Your output is the line containing "Give me a plain-text" plus all lines after it to the end of the records, reproduced exactly, with nothing else.

* BEGIN GIVEN DATA *

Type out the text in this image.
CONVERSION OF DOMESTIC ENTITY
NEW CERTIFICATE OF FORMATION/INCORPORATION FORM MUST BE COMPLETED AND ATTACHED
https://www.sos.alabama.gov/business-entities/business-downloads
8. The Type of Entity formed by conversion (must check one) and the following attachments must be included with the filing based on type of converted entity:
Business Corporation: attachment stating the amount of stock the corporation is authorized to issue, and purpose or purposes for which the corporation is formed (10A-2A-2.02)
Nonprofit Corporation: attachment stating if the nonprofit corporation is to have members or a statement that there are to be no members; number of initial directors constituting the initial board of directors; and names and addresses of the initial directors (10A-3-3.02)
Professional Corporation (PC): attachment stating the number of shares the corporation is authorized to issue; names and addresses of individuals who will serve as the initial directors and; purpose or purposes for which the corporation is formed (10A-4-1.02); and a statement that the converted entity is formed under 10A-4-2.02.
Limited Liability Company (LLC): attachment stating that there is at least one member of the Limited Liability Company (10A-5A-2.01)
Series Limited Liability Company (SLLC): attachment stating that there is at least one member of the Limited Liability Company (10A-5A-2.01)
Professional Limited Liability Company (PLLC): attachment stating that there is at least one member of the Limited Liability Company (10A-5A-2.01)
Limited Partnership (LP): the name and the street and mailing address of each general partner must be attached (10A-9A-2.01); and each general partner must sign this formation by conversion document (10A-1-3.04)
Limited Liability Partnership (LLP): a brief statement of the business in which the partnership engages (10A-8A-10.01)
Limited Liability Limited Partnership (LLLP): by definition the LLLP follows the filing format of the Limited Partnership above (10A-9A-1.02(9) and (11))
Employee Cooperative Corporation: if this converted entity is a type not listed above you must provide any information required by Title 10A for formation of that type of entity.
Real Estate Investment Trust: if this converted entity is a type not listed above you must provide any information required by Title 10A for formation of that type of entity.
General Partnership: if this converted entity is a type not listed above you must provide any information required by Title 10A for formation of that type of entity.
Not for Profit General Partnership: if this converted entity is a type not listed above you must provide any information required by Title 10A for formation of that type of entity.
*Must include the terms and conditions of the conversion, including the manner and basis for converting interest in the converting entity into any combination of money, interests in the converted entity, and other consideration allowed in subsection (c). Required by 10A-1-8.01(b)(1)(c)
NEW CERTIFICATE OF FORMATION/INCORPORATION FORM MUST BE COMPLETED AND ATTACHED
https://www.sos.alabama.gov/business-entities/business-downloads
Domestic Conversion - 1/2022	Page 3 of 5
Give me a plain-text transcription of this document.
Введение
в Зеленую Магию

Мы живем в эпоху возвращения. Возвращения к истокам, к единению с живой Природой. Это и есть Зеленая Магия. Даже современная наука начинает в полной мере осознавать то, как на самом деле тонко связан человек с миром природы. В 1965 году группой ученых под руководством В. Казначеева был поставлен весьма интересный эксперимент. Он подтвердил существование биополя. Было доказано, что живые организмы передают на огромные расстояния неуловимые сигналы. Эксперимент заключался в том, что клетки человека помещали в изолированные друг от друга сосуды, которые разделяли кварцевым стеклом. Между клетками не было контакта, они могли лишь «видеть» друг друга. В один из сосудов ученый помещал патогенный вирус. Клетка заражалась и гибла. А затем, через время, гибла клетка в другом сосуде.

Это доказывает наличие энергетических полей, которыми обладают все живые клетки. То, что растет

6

* END GIVEN DATA *

RESULT:
Give me a plain-text transcription of this document.
Введение
в Зеленую Магию

Мы живем в эпоху возвращения. Возвращения к истокам, к единению с живой Природой. Это и есть Зеленая Магия. Даже современная наука начинает в полной мере осознавать то, как на самом деле тонко связан человек с миром природы. В 1965 году группой ученых под руководством В. Казначеева был поставлен весьма интересный эксперимент. Он подтвердил существование биополя. Было доказано, что живые организмы передают на огромные расстояния неуловимые сигналы. Эксперимент заключался в том, что клетки человека помещали в изолированные друг от друга сосуды, которые разделяли кварцевым стеклом. Между клетками не было контакта, они могли лишь «видеть» друг друга. В один из сосудов ученый помещал патогенный вирус. Клетка заражалась и гибла. А затем, через время, гибла клетка в другом сосуде.

Это доказывает наличие энергетических полей, которыми обладают все живые клетки. То, что растет

6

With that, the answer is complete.